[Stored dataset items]

○ ○ ○

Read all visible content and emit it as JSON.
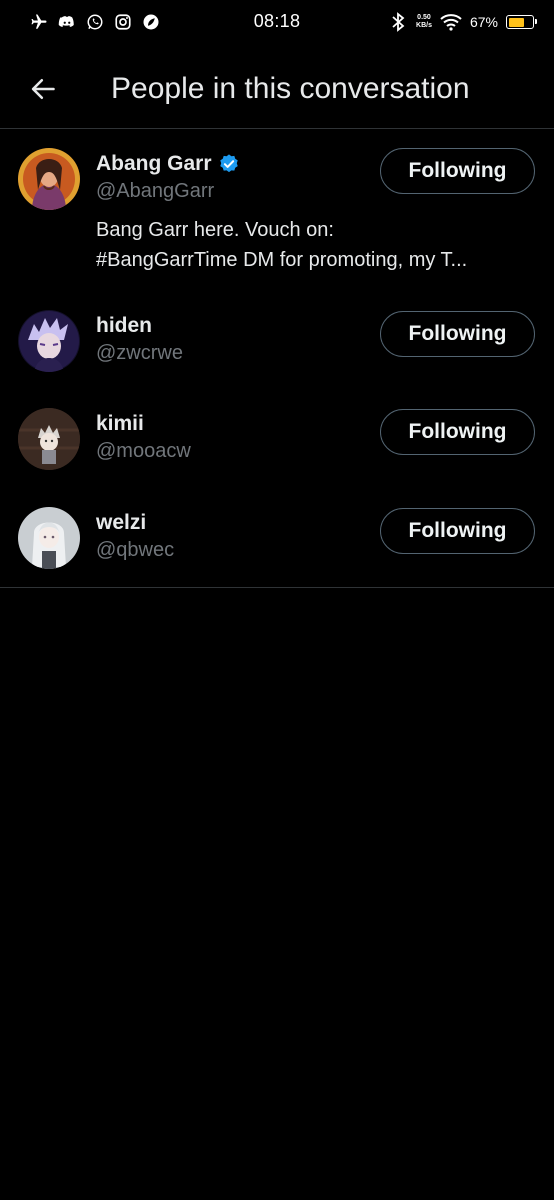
{
  "status_bar": {
    "time": "08:18",
    "left_icons": [
      "airplane-icon",
      "discord-icon",
      "whatsapp-icon",
      "instagram-icon",
      "leaf-app-icon"
    ],
    "net_speed_value": "0.50",
    "net_speed_unit": "KB/s",
    "battery_percent": "67%",
    "battery_level": 0.67
  },
  "header": {
    "title": "People in this conversation",
    "back_icon": "arrow-left-icon"
  },
  "users": [
    {
      "name": "Abang Garr",
      "verified": true,
      "handle": "@AbangGarr",
      "bio_line1": "Bang Garr here. Vouch on:",
      "bio_line2": "#BangGarrTime DM for promoting, my T...",
      "button": "Following"
    },
    {
      "name": "hiden",
      "handle": "@zwcrwe",
      "button": "Following"
    },
    {
      "name": "kimii",
      "handle": "@mooacw",
      "button": "Following"
    },
    {
      "name": "welzi",
      "handle": "@qbwec",
      "button": "Following"
    }
  ],
  "colors": {
    "background": "#000000",
    "verified": "#1d9bf0",
    "secondary_text": "#71767b",
    "battery": "#ffc11a"
  }
}
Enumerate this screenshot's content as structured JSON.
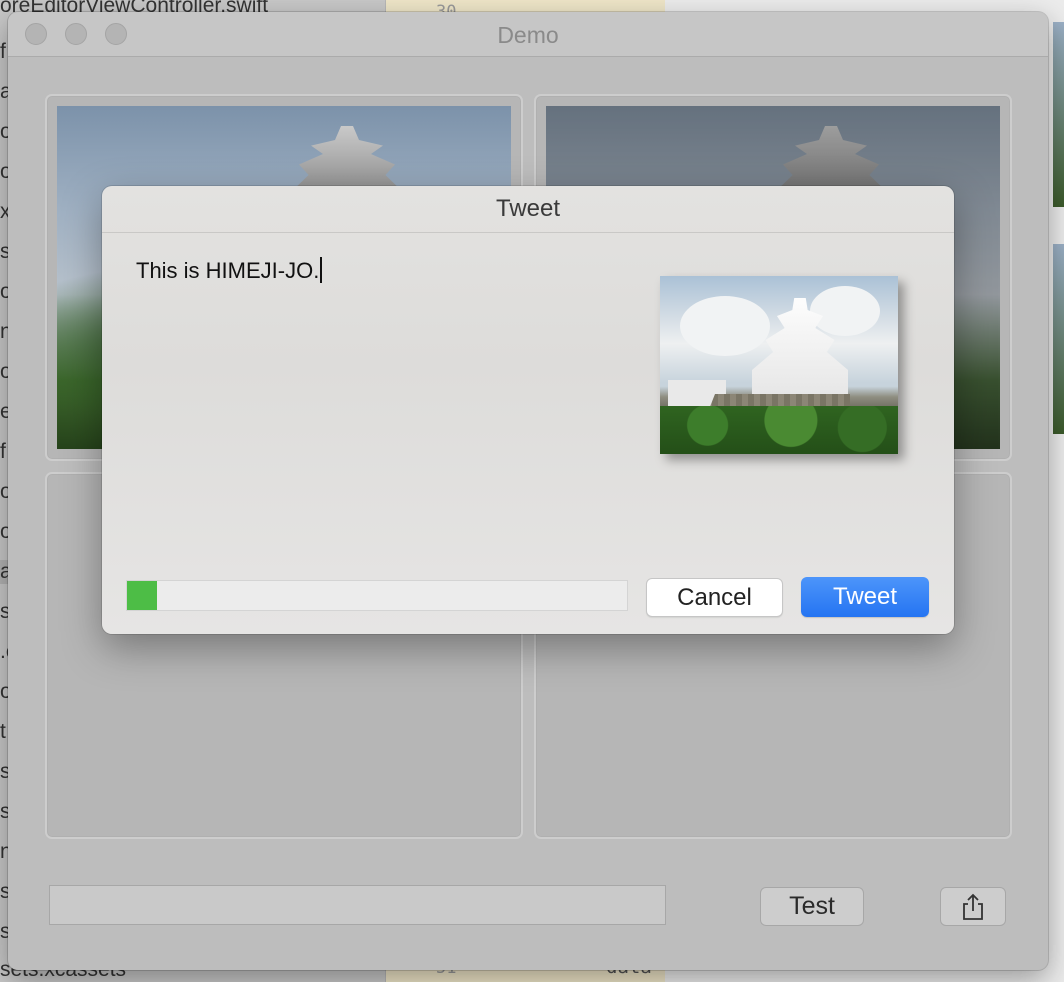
{
  "background": {
    "navigator_rows": [
      "oreEditorViewController.swift",
      "f",
      "a",
      "o",
      "o",
      "x",
      "s",
      "o",
      "n",
      "o",
      "e",
      "f",
      "o",
      "o",
      "a",
      "s",
      ".c",
      "o",
      "t",
      "s",
      "s",
      "ni",
      "s",
      "s",
      "sets.xcassets"
    ],
    "editor_line_top": "30",
    "editor_line_bottom": "51",
    "editor_code_bottom": "data"
  },
  "window": {
    "title": "Demo",
    "test_button": "Test",
    "share_icon": "share-icon",
    "status_field_value": ""
  },
  "sheet": {
    "title": "Tweet",
    "text": "This is HIMEJI-JO.",
    "attachment_icon": "photo-thumbnail",
    "progress_percent": 6,
    "cancel_label": "Cancel",
    "tweet_label": "Tweet",
    "accent_color": "#2f7cf6",
    "progress_color": "#4dbd46"
  }
}
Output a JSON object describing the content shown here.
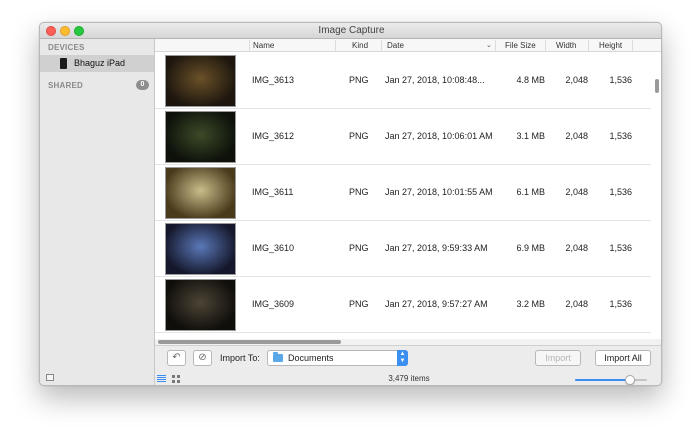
{
  "window": {
    "title": "Image Capture"
  },
  "sidebar": {
    "devices_header": "DEVICES",
    "device_label": "Bhaguz iPad",
    "shared_header": "SHARED",
    "shared_count": "0"
  },
  "columns": {
    "name": "Name",
    "kind": "Kind",
    "date": "Date",
    "file_size": "File Size",
    "width": "Width",
    "height": "Height"
  },
  "rows": [
    {
      "name": "IMG_3613",
      "kind": "PNG",
      "date": "Jan 27, 2018, 10:08:48...",
      "size": "4.8 MB",
      "width": "2,048",
      "height": "1,536",
      "thumb_colors": [
        "#6a5128",
        "#1d160e"
      ]
    },
    {
      "name": "IMG_3612",
      "kind": "PNG",
      "date": "Jan 27, 2018, 10:06:01 AM",
      "size": "3.1 MB",
      "width": "2,048",
      "height": "1,536",
      "thumb_colors": [
        "#3c4a28",
        "#0d110a"
      ]
    },
    {
      "name": "IMG_3611",
      "kind": "PNG",
      "date": "Jan 27, 2018, 10:01:55 AM",
      "size": "6.1 MB",
      "width": "2,048",
      "height": "1,536",
      "thumb_colors": [
        "#c9bd8a",
        "#4a3a1c"
      ]
    },
    {
      "name": "IMG_3610",
      "kind": "PNG",
      "date": "Jan 27, 2018, 9:59:33 AM",
      "size": "6.9 MB",
      "width": "2,048",
      "height": "1,536",
      "thumb_colors": [
        "#5a78b8",
        "#15182c"
      ]
    },
    {
      "name": "IMG_3609",
      "kind": "PNG",
      "date": "Jan 27, 2018, 9:57:27 AM",
      "size": "3.2 MB",
      "width": "2,048",
      "height": "1,536",
      "thumb_colors": [
        "#4d4536",
        "#100e0b"
      ]
    }
  ],
  "import_bar": {
    "rotate_icon": "rotate-left-icon",
    "delete_icon": "no-entry-icon",
    "import_to_label": "Import To:",
    "destination": "Documents",
    "import_label": "Import",
    "import_all_label": "Import All"
  },
  "status": {
    "item_count": "3,479 items",
    "thumbnail_size": 0.77
  },
  "colors": {
    "accent": "#3b8ef0",
    "close": "#fc5f57",
    "minimize": "#fdbc2e",
    "zoom": "#28c840"
  }
}
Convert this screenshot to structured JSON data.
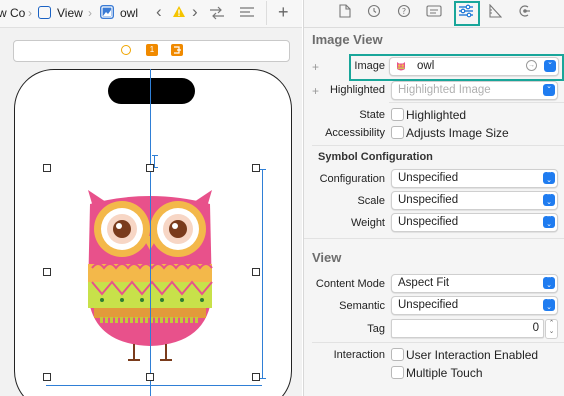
{
  "jumpbar": {
    "crumb1": "w Co",
    "crumb2": "View",
    "crumb3": "owl"
  },
  "inspector": {
    "image_view": {
      "section_title": "Image View",
      "image_label": "Image",
      "image_value": "owl",
      "highlighted_label": "Highlighted",
      "highlighted_placeholder": "Highlighted Image",
      "state_label": "State",
      "state_option": "Highlighted",
      "accessibility_label": "Accessibility",
      "accessibility_option": "Adjusts Image Size",
      "symbol_config_title": "Symbol Configuration",
      "configuration_label": "Configuration",
      "configuration_value": "Unspecified",
      "scale_label": "Scale",
      "scale_value": "Unspecified",
      "weight_label": "Weight",
      "weight_value": "Unspecified"
    },
    "view": {
      "section_title": "View",
      "content_mode_label": "Content Mode",
      "content_mode_value": "Aspect Fit",
      "semantic_label": "Semantic",
      "semantic_value": "Unspecified",
      "tag_label": "Tag",
      "tag_value": "0",
      "interaction_label": "Interaction",
      "interaction_opt1": "User Interaction Enabled",
      "interaction_opt2": "Multiple Touch"
    }
  },
  "colors": {
    "highlight": "#19a69a",
    "accent": "#1f7cf0",
    "owl_body": "#e8518b",
    "owl_belly": "#f3b84a",
    "owl_stripe": "#c8e14a"
  }
}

○ ○ ○

> **REQUIREMENT**: Reproduce the listing exactly. Leave its pictures out.

> **PROBLEM SOLUTION**:
Read all visible content and emit it as JSON.
{
  "status_bar": {
    "time": "08:18",
    "left_icons": [
      "airplane-icon",
      "discord-icon",
      "whatsapp-icon",
      "instagram-icon",
      "leaf-app-icon"
    ],
    "net_speed_value": "0.50",
    "net_speed_unit": "KB/s",
    "battery_percent": "67%",
    "battery_level": 0.67
  },
  "header": {
    "title": "People in this conversation",
    "back_icon": "arrow-left-icon"
  },
  "users": [
    {
      "name": "Abang Garr",
      "verified": true,
      "handle": "@AbangGarr",
      "bio_line1": "Bang Garr here. Vouch on:",
      "bio_line2": "#BangGarrTime DM for promoting, my T...",
      "button": "Following"
    },
    {
      "name": "hiden",
      "handle": "@zwcrwe",
      "button": "Following"
    },
    {
      "name": "kimii",
      "handle": "@mooacw",
      "button": "Following"
    },
    {
      "name": "welzi",
      "handle": "@qbwec",
      "button": "Following"
    }
  ],
  "colors": {
    "background": "#000000",
    "verified": "#1d9bf0",
    "secondary_text": "#71767b",
    "battery": "#ffc11a"
  }
}
Enumerate this screenshot's content as structured JSON.
{
  "background": {
    "navigator_rows": [
      "oreEditorViewController.swift",
      "f",
      "a",
      "o",
      "o",
      "x",
      "s",
      "o",
      "n",
      "o",
      "e",
      "f",
      "o",
      "o",
      "a",
      "s",
      ".c",
      "o",
      "t",
      "s",
      "s",
      "ni",
      "s",
      "s",
      "sets.xcassets"
    ],
    "editor_line_top": "30",
    "editor_line_bottom": "51",
    "editor_code_bottom": "data"
  },
  "window": {
    "title": "Demo",
    "test_button": "Test",
    "share_icon": "share-icon",
    "status_field_value": ""
  },
  "sheet": {
    "title": "Tweet",
    "text": "This is HIMEJI-JO.",
    "attachment_icon": "photo-thumbnail",
    "progress_percent": 6,
    "cancel_label": "Cancel",
    "tweet_label": "Tweet",
    "accent_color": "#2f7cf6",
    "progress_color": "#4dbd46"
  }
}
Output a JSON object describing the content shown here.
{
  "window": {
    "title": "Image Capture"
  },
  "sidebar": {
    "devices_header": "DEVICES",
    "device_label": "Bhaguz iPad",
    "shared_header": "SHARED",
    "shared_count": "0"
  },
  "columns": {
    "name": "Name",
    "kind": "Kind",
    "date": "Date",
    "file_size": "File Size",
    "width": "Width",
    "height": "Height"
  },
  "rows": [
    {
      "name": "IMG_3613",
      "kind": "PNG",
      "date": "Jan 27, 2018, 10:08:48...",
      "size": "4.8 MB",
      "width": "2,048",
      "height": "1,536",
      "thumb_colors": [
        "#6a5128",
        "#1d160e"
      ]
    },
    {
      "name": "IMG_3612",
      "kind": "PNG",
      "date": "Jan 27, 2018, 10:06:01 AM",
      "size": "3.1 MB",
      "width": "2,048",
      "height": "1,536",
      "thumb_colors": [
        "#3c4a28",
        "#0d110a"
      ]
    },
    {
      "name": "IMG_3611",
      "kind": "PNG",
      "date": "Jan 27, 2018, 10:01:55 AM",
      "size": "6.1 MB",
      "width": "2,048",
      "height": "1,536",
      "thumb_colors": [
        "#c9bd8a",
        "#4a3a1c"
      ]
    },
    {
      "name": "IMG_3610",
      "kind": "PNG",
      "date": "Jan 27, 2018, 9:59:33 AM",
      "size": "6.9 MB",
      "width": "2,048",
      "height": "1,536",
      "thumb_colors": [
        "#5a78b8",
        "#15182c"
      ]
    },
    {
      "name": "IMG_3609",
      "kind": "PNG",
      "date": "Jan 27, 2018, 9:57:27 AM",
      "size": "3.2 MB",
      "width": "2,048",
      "height": "1,536",
      "thumb_colors": [
        "#4d4536",
        "#100e0b"
      ]
    }
  ],
  "import_bar": {
    "rotate_icon": "rotate-left-icon",
    "delete_icon": "no-entry-icon",
    "import_to_label": "Import To:",
    "destination": "Documents",
    "import_label": "Import",
    "import_all_label": "Import All"
  },
  "status": {
    "item_count": "3,479 items",
    "thumbnail_size": 0.77
  },
  "colors": {
    "accent": "#3b8ef0",
    "close": "#fc5f57",
    "minimize": "#fdbc2e",
    "zoom": "#28c840"
  }
}
Convert this screenshot to structured JSON data.
{
  "jumpbar": {
    "crumb1": "w Co",
    "crumb2": "View",
    "crumb3": "owl"
  },
  "inspector": {
    "image_view": {
      "section_title": "Image View",
      "image_label": "Image",
      "image_value": "owl",
      "highlighted_label": "Highlighted",
      "highlighted_placeholder": "Highlighted Image",
      "state_label": "State",
      "state_option": "Highlighted",
      "accessibility_label": "Accessibility",
      "accessibility_option": "Adjusts Image Size",
      "symbol_config_title": "Symbol Configuration",
      "configuration_label": "Configuration",
      "configuration_value": "Unspecified",
      "scale_label": "Scale",
      "scale_value": "Unspecified",
      "weight_label": "Weight",
      "weight_value": "Unspecified"
    },
    "view": {
      "section_title": "View",
      "content_mode_label": "Content Mode",
      "content_mode_value": "Aspect Fit",
      "semantic_label": "Semantic",
      "semantic_value": "Unspecified",
      "tag_label": "Tag",
      "tag_value": "0",
      "interaction_label": "Interaction",
      "interaction_opt1": "User Interaction Enabled",
      "interaction_opt2": "Multiple Touch"
    }
  },
  "colors": {
    "highlight": "#19a69a",
    "accent": "#1f7cf0",
    "owl_body": "#e8518b",
    "owl_belly": "#f3b84a",
    "owl_stripe": "#c8e14a"
  }
}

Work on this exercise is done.